---------- ITEMS ----------

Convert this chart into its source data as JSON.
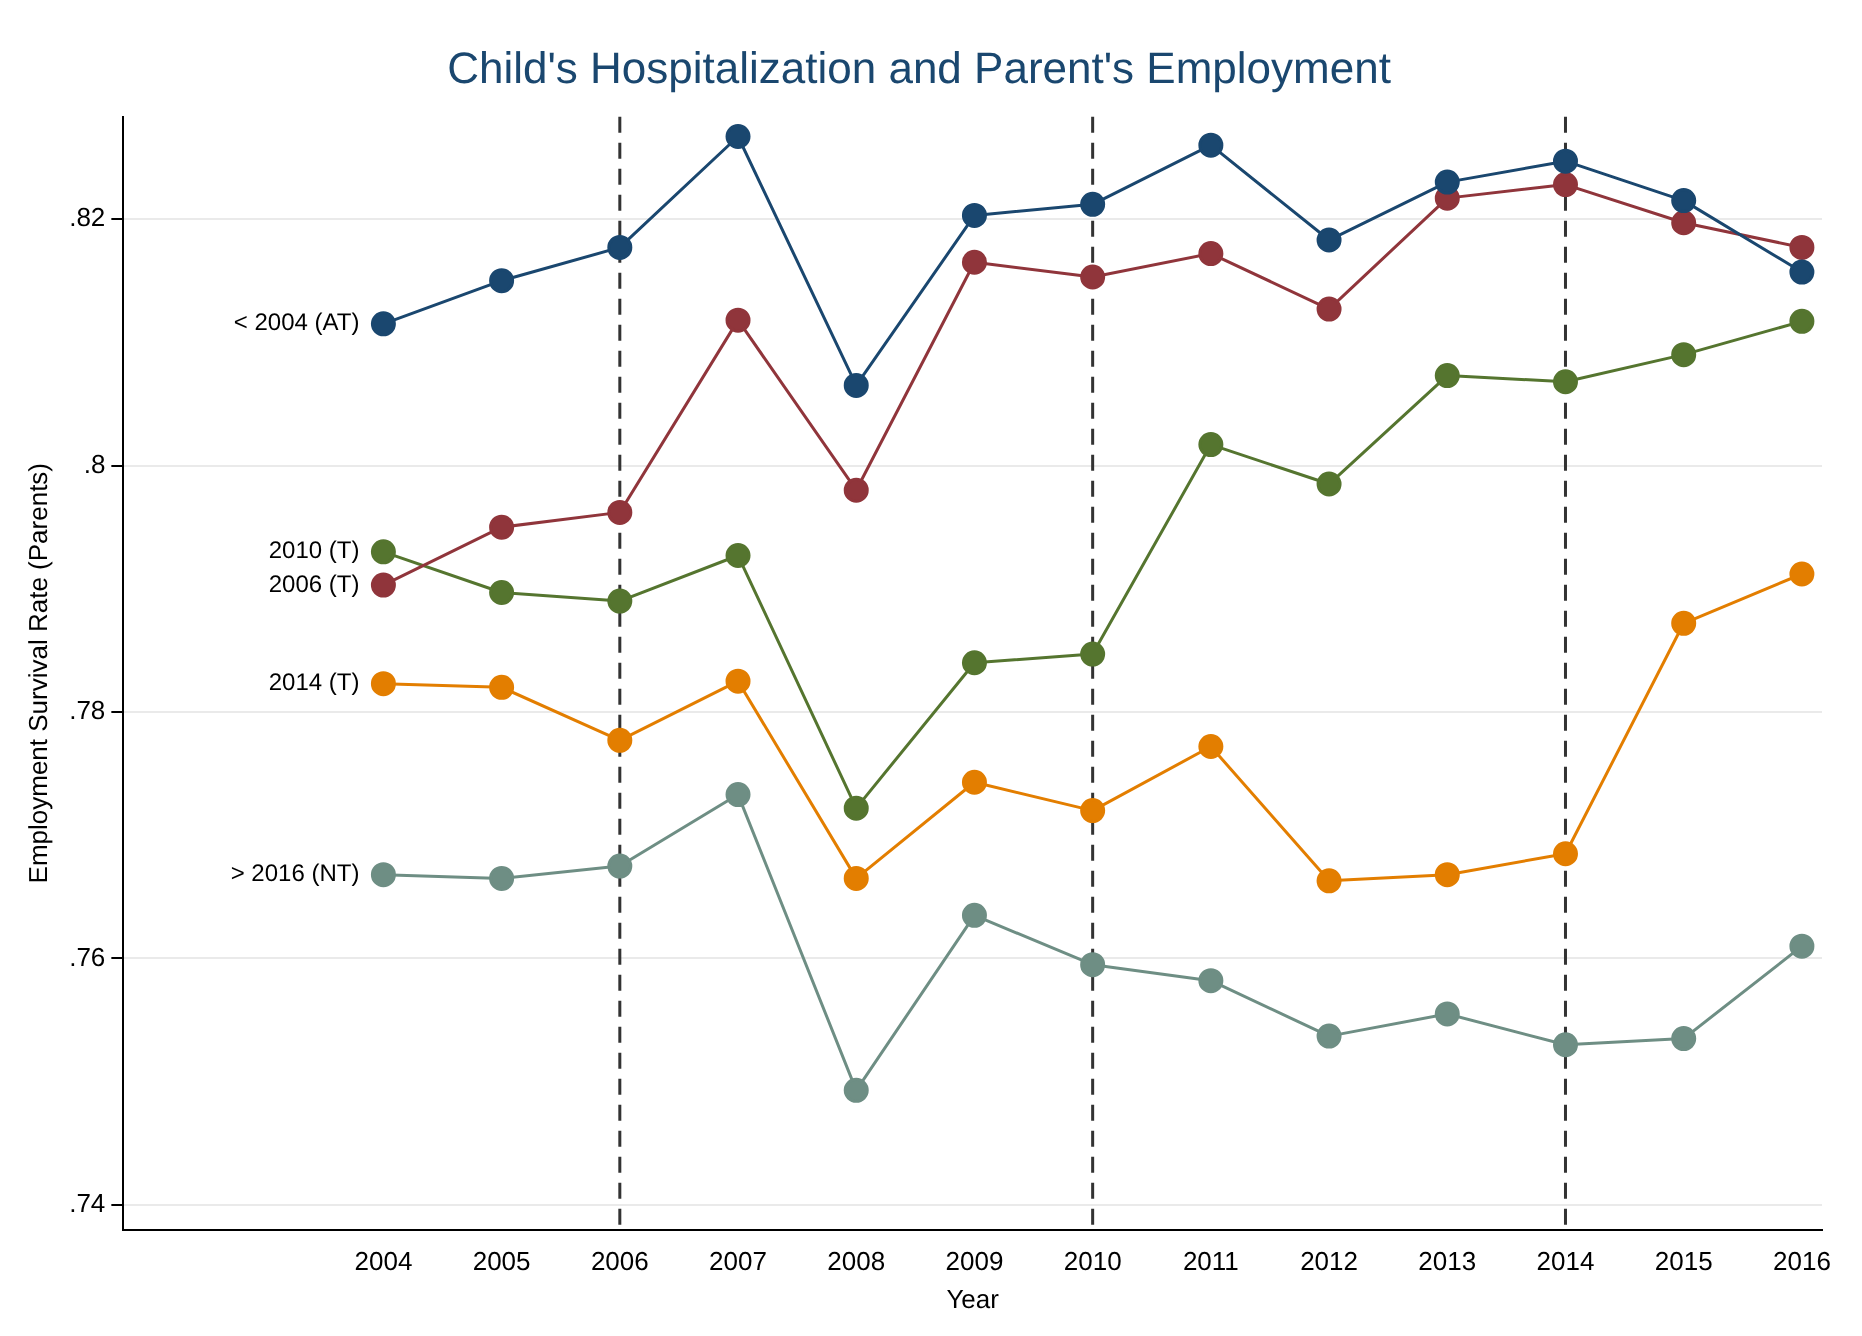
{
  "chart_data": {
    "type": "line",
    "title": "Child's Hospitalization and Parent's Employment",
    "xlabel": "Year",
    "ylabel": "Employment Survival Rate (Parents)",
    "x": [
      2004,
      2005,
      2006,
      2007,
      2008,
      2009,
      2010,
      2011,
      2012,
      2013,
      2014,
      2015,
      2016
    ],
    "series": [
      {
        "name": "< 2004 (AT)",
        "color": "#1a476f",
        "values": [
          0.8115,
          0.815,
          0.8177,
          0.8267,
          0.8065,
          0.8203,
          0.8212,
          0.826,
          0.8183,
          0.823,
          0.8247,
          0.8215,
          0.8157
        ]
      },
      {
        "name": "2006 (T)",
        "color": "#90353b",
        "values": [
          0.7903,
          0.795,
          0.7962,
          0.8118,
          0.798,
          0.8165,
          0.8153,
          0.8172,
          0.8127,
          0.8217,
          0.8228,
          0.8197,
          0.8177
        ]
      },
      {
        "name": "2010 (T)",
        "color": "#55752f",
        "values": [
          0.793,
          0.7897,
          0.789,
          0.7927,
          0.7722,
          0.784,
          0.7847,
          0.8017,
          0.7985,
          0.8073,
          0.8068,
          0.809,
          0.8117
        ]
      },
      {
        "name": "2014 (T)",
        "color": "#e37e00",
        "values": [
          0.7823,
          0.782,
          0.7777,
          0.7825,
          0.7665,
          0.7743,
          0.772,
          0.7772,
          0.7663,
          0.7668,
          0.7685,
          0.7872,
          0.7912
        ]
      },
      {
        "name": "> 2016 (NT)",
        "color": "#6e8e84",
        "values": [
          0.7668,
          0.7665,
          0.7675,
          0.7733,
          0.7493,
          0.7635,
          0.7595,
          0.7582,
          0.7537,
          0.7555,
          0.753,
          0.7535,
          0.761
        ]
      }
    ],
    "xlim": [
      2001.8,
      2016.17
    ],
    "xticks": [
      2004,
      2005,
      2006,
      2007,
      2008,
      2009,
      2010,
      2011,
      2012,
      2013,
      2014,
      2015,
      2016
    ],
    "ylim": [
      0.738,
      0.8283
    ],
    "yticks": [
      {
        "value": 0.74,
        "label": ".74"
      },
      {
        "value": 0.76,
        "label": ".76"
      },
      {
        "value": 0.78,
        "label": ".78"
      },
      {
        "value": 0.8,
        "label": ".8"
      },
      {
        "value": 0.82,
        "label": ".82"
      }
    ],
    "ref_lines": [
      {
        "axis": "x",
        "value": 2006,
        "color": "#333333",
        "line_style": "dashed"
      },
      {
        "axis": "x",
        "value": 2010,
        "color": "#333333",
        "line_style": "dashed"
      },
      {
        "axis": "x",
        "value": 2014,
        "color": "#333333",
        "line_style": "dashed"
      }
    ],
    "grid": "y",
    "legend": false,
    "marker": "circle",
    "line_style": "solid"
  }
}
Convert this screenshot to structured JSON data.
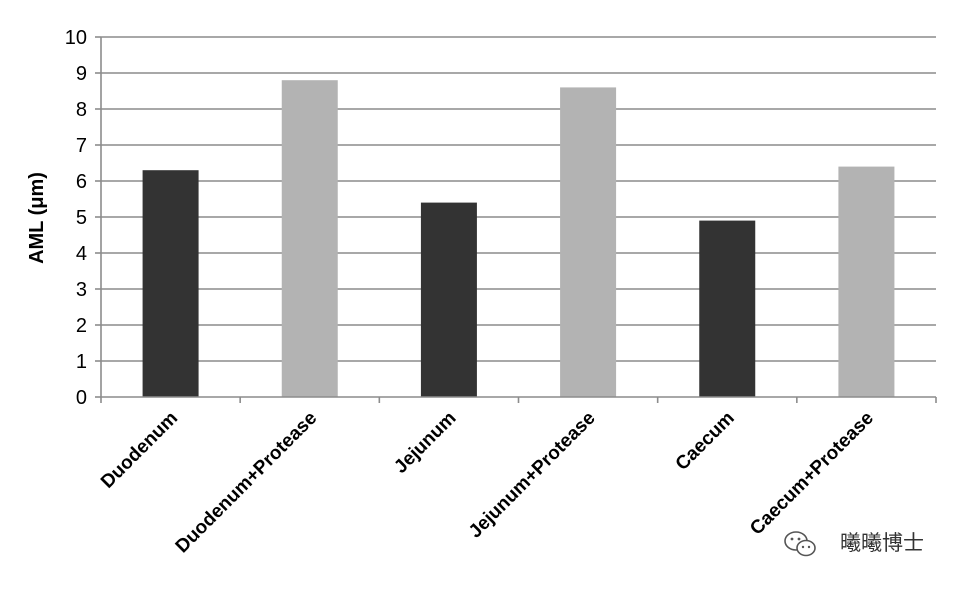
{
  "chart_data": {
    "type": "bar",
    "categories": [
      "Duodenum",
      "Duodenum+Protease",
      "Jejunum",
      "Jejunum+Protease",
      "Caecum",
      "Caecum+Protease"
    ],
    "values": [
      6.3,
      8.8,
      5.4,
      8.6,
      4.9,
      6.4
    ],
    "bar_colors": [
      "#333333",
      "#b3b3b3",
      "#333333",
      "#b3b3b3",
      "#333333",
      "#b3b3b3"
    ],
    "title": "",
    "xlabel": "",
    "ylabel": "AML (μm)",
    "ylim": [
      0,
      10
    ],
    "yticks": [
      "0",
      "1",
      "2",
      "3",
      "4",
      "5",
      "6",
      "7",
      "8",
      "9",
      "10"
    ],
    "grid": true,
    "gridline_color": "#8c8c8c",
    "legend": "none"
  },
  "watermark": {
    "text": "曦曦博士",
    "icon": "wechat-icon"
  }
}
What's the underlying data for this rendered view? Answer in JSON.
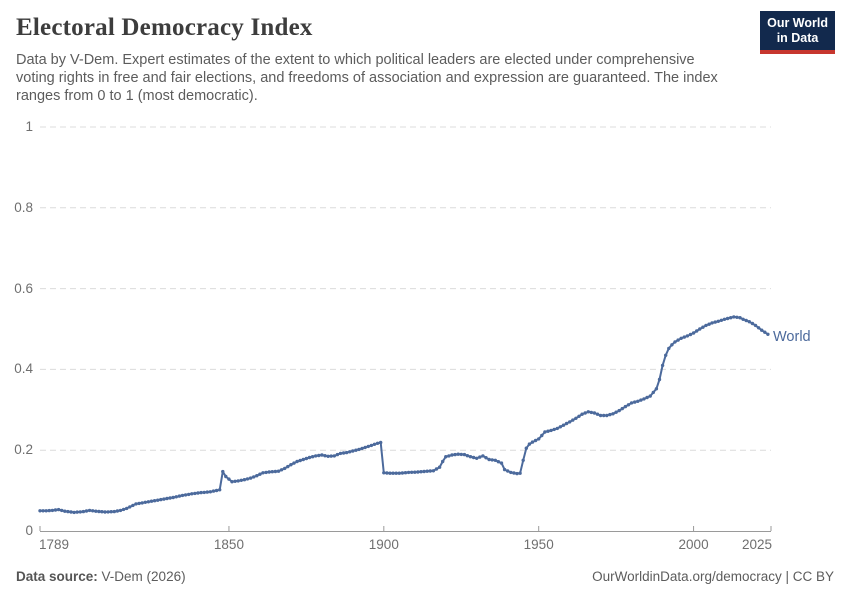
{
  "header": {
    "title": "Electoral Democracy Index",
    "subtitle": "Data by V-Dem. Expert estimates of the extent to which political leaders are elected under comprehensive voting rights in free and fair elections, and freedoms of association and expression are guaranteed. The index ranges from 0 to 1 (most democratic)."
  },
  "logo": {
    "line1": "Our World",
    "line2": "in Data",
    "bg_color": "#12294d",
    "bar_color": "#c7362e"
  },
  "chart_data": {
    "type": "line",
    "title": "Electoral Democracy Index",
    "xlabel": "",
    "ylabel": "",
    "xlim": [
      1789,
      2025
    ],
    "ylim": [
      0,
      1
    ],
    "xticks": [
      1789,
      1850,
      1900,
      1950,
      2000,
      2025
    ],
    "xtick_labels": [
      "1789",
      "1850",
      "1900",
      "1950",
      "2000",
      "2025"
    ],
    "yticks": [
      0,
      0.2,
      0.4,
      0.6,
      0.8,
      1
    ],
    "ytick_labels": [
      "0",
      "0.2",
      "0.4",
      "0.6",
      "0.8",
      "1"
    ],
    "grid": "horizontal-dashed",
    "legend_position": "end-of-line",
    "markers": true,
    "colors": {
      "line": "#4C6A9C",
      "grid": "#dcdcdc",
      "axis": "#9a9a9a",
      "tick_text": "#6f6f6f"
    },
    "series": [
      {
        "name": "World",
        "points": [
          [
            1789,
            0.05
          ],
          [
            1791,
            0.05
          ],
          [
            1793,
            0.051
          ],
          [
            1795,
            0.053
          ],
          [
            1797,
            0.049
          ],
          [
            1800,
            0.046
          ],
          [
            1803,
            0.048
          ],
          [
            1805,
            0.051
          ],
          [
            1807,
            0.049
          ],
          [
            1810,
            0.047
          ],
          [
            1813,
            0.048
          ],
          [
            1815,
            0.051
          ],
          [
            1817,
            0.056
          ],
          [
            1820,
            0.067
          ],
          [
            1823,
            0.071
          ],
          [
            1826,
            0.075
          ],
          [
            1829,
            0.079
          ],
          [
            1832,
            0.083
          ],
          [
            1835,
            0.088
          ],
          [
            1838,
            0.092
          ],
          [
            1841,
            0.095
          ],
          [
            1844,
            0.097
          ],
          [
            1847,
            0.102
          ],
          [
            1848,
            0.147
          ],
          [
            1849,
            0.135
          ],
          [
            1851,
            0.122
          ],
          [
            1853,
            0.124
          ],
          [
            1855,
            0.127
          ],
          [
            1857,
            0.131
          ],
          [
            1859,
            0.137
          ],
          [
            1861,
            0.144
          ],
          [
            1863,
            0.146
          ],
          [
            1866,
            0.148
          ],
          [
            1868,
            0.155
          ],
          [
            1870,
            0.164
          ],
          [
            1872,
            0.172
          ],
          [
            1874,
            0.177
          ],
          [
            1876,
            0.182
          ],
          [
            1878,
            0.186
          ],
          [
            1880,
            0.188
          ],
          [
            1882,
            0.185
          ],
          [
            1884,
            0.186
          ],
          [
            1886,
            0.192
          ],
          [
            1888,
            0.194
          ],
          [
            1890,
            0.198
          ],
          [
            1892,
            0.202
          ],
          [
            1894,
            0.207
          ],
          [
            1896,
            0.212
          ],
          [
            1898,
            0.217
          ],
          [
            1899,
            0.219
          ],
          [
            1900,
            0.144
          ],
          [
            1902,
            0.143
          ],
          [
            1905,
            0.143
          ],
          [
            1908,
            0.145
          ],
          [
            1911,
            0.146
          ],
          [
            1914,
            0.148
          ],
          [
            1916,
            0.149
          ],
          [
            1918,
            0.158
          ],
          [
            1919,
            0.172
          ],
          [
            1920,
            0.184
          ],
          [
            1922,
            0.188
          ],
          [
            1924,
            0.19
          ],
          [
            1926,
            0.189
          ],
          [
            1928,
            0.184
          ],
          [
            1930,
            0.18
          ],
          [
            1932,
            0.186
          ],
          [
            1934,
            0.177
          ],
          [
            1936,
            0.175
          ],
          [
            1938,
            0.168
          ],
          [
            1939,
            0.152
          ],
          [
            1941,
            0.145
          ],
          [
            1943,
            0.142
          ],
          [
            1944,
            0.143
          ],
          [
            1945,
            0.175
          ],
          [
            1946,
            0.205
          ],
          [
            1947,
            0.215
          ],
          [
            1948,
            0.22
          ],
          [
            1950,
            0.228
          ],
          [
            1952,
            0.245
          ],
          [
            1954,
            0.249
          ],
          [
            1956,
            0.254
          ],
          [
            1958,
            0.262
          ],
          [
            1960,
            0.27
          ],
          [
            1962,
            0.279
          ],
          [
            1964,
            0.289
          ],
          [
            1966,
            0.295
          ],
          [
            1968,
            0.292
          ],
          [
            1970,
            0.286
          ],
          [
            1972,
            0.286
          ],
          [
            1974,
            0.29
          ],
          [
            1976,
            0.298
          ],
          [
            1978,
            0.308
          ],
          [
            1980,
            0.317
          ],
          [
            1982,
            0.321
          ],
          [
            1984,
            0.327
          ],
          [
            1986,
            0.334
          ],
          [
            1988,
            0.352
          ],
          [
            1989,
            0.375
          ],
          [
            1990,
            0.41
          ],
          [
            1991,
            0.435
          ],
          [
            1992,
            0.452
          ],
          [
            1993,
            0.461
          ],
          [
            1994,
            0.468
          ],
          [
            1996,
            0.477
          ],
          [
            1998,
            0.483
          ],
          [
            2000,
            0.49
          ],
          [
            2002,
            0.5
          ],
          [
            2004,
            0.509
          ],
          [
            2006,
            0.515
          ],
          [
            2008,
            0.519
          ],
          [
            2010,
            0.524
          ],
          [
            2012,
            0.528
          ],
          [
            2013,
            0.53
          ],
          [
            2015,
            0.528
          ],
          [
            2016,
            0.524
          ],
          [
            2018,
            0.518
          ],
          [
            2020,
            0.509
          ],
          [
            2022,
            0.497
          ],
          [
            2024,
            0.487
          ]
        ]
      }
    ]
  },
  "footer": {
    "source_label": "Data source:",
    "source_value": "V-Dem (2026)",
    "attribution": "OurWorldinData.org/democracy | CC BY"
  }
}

----------

# [CHALLENGE]
Pull out every line in the material above where "name" occurs.

# [ANSWER IN FULL]
        "name": "< 2004 (AT)",
        "name": "2006 (T)",
        "name": "2010 (T)",
        "name": "2014 (T)",
        "name": "> 2016 (NT)",
        "name": "World",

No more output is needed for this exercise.